*** AVAILABLE RECORDS

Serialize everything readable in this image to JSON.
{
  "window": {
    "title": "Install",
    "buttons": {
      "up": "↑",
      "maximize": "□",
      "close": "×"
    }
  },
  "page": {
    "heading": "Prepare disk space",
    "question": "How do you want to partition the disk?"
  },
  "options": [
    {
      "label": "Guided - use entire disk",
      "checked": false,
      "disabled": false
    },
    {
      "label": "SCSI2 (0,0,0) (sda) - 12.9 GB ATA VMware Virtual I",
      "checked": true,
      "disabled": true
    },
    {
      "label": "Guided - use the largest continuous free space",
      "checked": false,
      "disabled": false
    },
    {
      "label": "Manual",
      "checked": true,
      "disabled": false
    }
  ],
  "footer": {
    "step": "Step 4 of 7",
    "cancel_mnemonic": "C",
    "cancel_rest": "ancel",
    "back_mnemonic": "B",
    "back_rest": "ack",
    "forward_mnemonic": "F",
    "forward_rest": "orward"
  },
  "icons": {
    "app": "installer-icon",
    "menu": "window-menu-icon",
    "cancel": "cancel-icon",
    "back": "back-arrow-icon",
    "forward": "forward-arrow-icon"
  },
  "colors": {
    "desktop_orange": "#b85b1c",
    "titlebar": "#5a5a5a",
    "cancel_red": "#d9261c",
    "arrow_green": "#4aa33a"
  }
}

******

Above are the records; retype every one exactly.

◆ OUTPUT FOR THIS TASK:
Serialize everything readable in this image to JSON.
{
  "window": {
    "title": "Install",
    "buttons": {
      "up": "↑",
      "maximize": "□",
      "close": "×"
    }
  },
  "page": {
    "heading": "Prepare disk space",
    "question": "How do you want to partition the disk?"
  },
  "options": [
    {
      "label": "Guided - use entire disk",
      "checked": false,
      "disabled": false
    },
    {
      "label": "SCSI2 (0,0,0) (sda) - 12.9 GB ATA VMware Virtual I",
      "checked": true,
      "disabled": true
    },
    {
      "label": "Guided - use the largest continuous free space",
      "checked": false,
      "disabled": false
    },
    {
      "label": "Manual",
      "checked": true,
      "disabled": false
    }
  ],
  "footer": {
    "step": "Step 4 of 7",
    "cancel_mnemonic": "C",
    "cancel_rest": "ancel",
    "back_mnemonic": "B",
    "back_rest": "ack",
    "forward_mnemonic": "F",
    "forward_rest": "orward"
  },
  "icons": {
    "app": "installer-icon",
    "menu": "window-menu-icon",
    "cancel": "cancel-icon",
    "back": "back-arrow-icon",
    "forward": "forward-arrow-icon"
  },
  "colors": {
    "desktop_orange": "#b85b1c",
    "titlebar": "#5a5a5a",
    "cancel_red": "#d9261c",
    "arrow_green": "#4aa33a"
  }
}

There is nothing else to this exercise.